Do this. Write down every entry below once more, exactly.

Dataset excerpts

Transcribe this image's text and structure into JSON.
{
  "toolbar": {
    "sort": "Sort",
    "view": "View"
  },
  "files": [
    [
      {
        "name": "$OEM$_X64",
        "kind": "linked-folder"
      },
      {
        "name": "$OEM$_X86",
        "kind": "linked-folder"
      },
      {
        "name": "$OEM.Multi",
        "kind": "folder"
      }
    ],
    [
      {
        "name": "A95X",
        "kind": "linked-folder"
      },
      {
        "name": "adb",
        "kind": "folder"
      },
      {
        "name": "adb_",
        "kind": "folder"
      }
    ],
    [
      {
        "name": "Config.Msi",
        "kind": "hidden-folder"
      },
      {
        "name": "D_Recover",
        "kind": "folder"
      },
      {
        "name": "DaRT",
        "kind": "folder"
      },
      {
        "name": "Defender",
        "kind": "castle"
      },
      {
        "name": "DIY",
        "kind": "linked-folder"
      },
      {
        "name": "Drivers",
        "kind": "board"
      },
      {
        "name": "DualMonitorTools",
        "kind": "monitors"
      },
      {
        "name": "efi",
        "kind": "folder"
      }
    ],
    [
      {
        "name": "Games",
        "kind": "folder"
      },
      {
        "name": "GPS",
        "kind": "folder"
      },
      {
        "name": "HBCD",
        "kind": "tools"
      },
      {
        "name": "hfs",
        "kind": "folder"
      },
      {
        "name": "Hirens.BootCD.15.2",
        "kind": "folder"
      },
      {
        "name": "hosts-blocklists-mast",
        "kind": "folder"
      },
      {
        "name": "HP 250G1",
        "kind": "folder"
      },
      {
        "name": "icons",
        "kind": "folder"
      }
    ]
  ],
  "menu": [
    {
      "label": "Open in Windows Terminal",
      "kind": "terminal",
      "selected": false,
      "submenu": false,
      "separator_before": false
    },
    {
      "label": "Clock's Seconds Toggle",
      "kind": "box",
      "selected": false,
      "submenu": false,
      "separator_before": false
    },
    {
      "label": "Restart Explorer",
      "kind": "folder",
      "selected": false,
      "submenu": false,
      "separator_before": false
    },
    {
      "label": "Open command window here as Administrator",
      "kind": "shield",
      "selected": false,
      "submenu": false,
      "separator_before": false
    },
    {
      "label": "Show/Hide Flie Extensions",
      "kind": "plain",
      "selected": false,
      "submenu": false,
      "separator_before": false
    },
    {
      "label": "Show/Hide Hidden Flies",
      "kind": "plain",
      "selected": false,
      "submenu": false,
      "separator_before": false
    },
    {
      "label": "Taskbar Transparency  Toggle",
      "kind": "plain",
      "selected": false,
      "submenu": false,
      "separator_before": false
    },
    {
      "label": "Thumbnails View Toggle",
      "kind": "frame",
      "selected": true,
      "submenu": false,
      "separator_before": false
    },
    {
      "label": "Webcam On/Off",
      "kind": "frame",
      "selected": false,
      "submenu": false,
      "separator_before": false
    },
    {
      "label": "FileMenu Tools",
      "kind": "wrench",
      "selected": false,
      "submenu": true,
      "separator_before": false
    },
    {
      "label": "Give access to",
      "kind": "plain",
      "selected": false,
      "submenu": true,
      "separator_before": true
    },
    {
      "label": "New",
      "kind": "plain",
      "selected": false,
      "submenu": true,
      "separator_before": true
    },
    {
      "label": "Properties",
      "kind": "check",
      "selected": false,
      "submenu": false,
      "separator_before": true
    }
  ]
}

The response.
Transcribe this image's text and structure into JSON.
{
  "toolbar": {
    "sort": "Sort",
    "view": "View"
  },
  "files": [
    [
      {
        "name": "$OEM$_X64",
        "kind": "linked-folder"
      },
      {
        "name": "$OEM$_X86",
        "kind": "linked-folder"
      },
      {
        "name": "$OEM.Multi",
        "kind": "folder"
      }
    ],
    [
      {
        "name": "A95X",
        "kind": "linked-folder"
      },
      {
        "name": "adb",
        "kind": "folder"
      },
      {
        "name": "adb_",
        "kind": "folder"
      }
    ],
    [
      {
        "name": "Config.Msi",
        "kind": "hidden-folder"
      },
      {
        "name": "D_Recover",
        "kind": "folder"
      },
      {
        "name": "DaRT",
        "kind": "folder"
      },
      {
        "name": "Defender",
        "kind": "castle"
      },
      {
        "name": "DIY",
        "kind": "linked-folder"
      },
      {
        "name": "Drivers",
        "kind": "board"
      },
      {
        "name": "DualMonitorTools",
        "kind": "monitors"
      },
      {
        "name": "efi",
        "kind": "folder"
      }
    ],
    [
      {
        "name": "Games",
        "kind": "folder"
      },
      {
        "name": "GPS",
        "kind": "folder"
      },
      {
        "name": "HBCD",
        "kind": "tools"
      },
      {
        "name": "hfs",
        "kind": "folder"
      },
      {
        "name": "Hirens.BootCD.15.2",
        "kind": "folder"
      },
      {
        "name": "hosts-blocklists-mast",
        "kind": "folder"
      },
      {
        "name": "HP 250G1",
        "kind": "folder"
      },
      {
        "name": "icons",
        "kind": "folder"
      }
    ]
  ],
  "menu": [
    {
      "label": "Open in Windows Terminal",
      "kind": "terminal",
      "selected": false,
      "submenu": false,
      "separator_before": false
    },
    {
      "label": "Clock's Seconds Toggle",
      "kind": "box",
      "selected": false,
      "submenu": false,
      "separator_before": false
    },
    {
      "label": "Restart Explorer",
      "kind": "folder",
      "selected": false,
      "submenu": false,
      "separator_before": false
    },
    {
      "label": "Open command window here as Administrator",
      "kind": "shield",
      "selected": false,
      "submenu": false,
      "separator_before": false
    },
    {
      "label": "Show/Hide Flie Extensions",
      "kind": "plain",
      "selected": false,
      "submenu": false,
      "separator_before": false
    },
    {
      "label": "Show/Hide Hidden Flies",
      "kind": "plain",
      "selected": false,
      "submenu": false,
      "separator_before": false
    },
    {
      "label": "Taskbar Transparency  Toggle",
      "kind": "plain",
      "selected": false,
      "submenu": false,
      "separator_before": false
    },
    {
      "label": "Thumbnails View Toggle",
      "kind": "frame",
      "selected": true,
      "submenu": false,
      "separator_before": false
    },
    {
      "label": "Webcam On/Off",
      "kind": "frame",
      "selected": false,
      "submenu": false,
      "separator_before": false
    },
    {
      "label": "FileMenu Tools",
      "kind": "wrench",
      "selected": false,
      "submenu": true,
      "separator_before": false
    },
    {
      "label": "Give access to",
      "kind": "plain",
      "selected": false,
      "submenu": true,
      "separator_before": true
    },
    {
      "label": "New",
      "kind": "plain",
      "selected": false,
      "submenu": true,
      "separator_before": true
    },
    {
      "label": "Properties",
      "kind": "check",
      "selected": false,
      "submenu": false,
      "separator_before": true
    }
  ]
}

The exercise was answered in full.